_Job:_
Copy every line from the records below that holds the word "جميع".

_Material for this task:_
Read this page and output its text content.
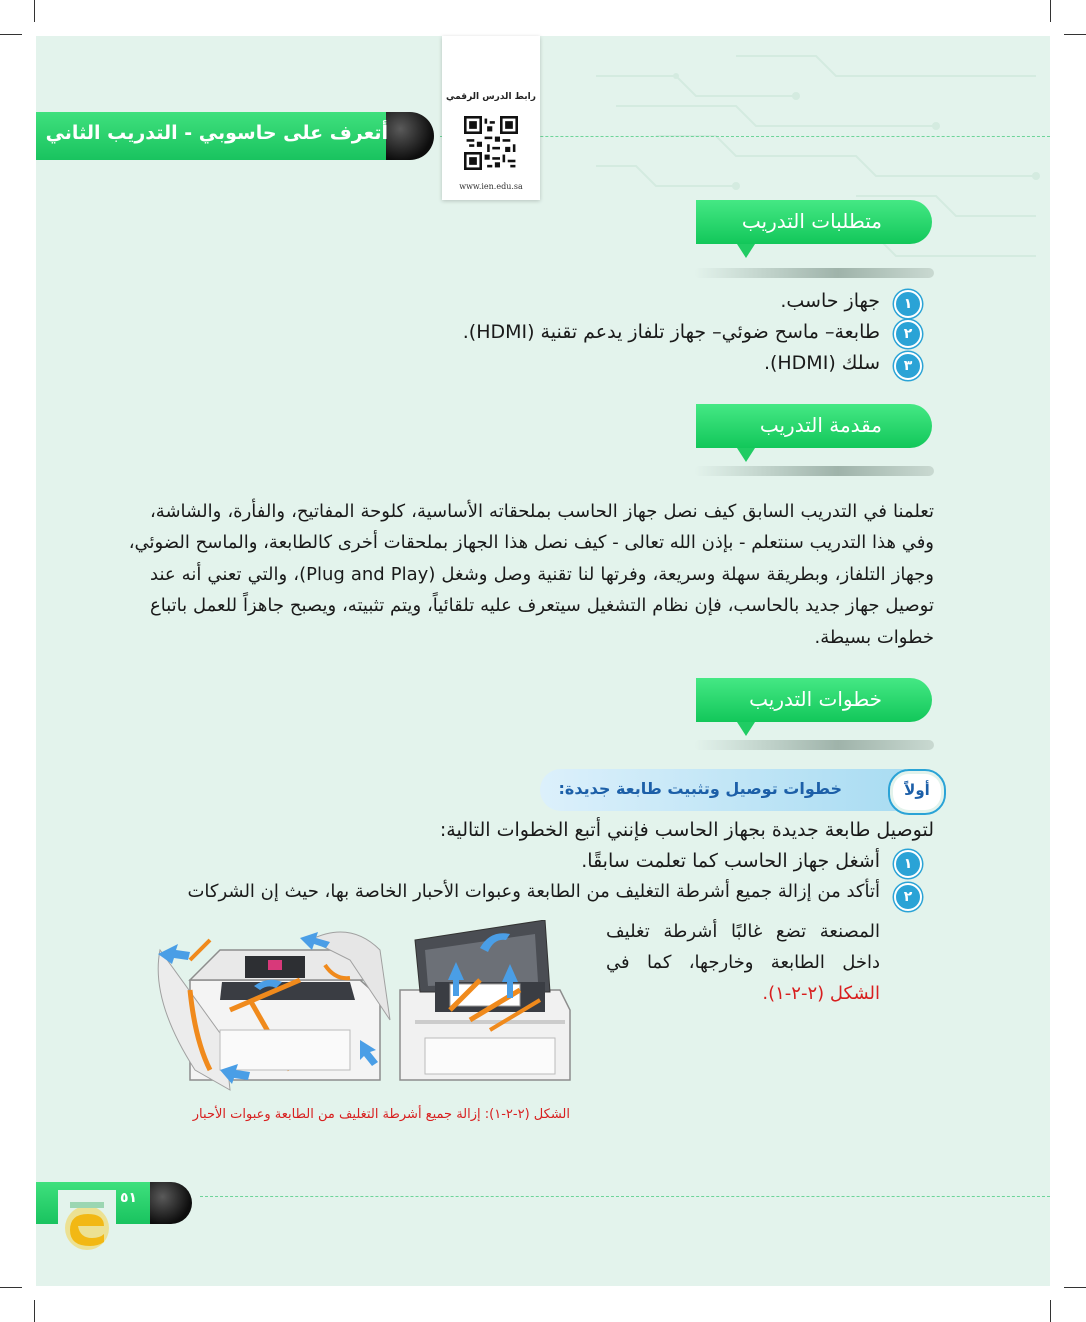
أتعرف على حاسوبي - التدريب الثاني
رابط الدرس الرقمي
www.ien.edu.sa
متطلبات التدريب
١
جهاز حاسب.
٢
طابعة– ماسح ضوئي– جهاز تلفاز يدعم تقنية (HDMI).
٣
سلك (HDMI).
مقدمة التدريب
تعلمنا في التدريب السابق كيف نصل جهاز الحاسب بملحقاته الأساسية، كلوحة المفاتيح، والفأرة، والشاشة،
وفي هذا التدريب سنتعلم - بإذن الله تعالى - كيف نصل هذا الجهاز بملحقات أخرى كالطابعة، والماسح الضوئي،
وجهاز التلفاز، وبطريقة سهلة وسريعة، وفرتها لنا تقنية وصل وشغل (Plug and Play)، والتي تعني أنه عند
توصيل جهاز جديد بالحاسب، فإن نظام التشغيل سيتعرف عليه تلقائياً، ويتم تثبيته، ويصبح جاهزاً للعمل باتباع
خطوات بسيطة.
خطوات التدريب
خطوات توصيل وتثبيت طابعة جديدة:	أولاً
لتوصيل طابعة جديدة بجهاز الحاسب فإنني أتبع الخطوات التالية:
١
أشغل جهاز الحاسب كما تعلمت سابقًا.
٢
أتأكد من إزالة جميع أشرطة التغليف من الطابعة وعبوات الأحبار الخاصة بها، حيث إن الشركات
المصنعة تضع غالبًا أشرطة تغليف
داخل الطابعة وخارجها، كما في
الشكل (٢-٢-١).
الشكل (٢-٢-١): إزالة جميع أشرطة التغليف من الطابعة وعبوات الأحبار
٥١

_The completed task:_
أتأكد من إزالة جميع أشرطة التغليف من الطابعة وعبوات الأحبار الخاصة بها، حيث إن الشركات
الشكل (٢-٢-١): إزالة جميع أشرطة التغليف من الطابعة وعبوات الأحبار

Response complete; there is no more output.